Rows from a dataset:
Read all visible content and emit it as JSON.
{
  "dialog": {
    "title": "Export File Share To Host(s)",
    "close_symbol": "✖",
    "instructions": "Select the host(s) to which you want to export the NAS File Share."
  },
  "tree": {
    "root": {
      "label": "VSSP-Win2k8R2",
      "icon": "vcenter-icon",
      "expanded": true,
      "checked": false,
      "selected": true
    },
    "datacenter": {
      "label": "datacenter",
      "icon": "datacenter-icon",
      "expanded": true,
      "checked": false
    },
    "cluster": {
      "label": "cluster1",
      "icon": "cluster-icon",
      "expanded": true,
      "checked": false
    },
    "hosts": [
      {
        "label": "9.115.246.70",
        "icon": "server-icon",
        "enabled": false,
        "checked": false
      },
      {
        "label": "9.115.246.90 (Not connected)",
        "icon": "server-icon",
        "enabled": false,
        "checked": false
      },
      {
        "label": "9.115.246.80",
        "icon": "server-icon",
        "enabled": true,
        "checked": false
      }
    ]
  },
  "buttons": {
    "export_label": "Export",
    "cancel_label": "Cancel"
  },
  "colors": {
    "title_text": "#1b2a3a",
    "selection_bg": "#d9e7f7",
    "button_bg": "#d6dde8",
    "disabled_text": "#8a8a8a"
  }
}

** Do this **
Repeat all entries. Match them exactly.

** The response **
Read all visible content and emit it as JSON.
{
  "dialog": {
    "title": "Export File Share To Host(s)",
    "close_symbol": "✖",
    "instructions": "Select the host(s) to which you want to export the NAS File Share."
  },
  "tree": {
    "root": {
      "label": "VSSP-Win2k8R2",
      "icon": "vcenter-icon",
      "expanded": true,
      "checked": false,
      "selected": true
    },
    "datacenter": {
      "label": "datacenter",
      "icon": "datacenter-icon",
      "expanded": true,
      "checked": false
    },
    "cluster": {
      "label": "cluster1",
      "icon": "cluster-icon",
      "expanded": true,
      "checked": false
    },
    "hosts": [
      {
        "label": "9.115.246.70",
        "icon": "server-icon",
        "enabled": false,
        "checked": false
      },
      {
        "label": "9.115.246.90 (Not connected)",
        "icon": "server-icon",
        "enabled": false,
        "checked": false
      },
      {
        "label": "9.115.246.80",
        "icon": "server-icon",
        "enabled": true,
        "checked": false
      }
    ]
  },
  "buttons": {
    "export_label": "Export",
    "cancel_label": "Cancel"
  },
  "colors": {
    "title_text": "#1b2a3a",
    "selection_bg": "#d9e7f7",
    "button_bg": "#d6dde8",
    "disabled_text": "#8a8a8a"
  }
}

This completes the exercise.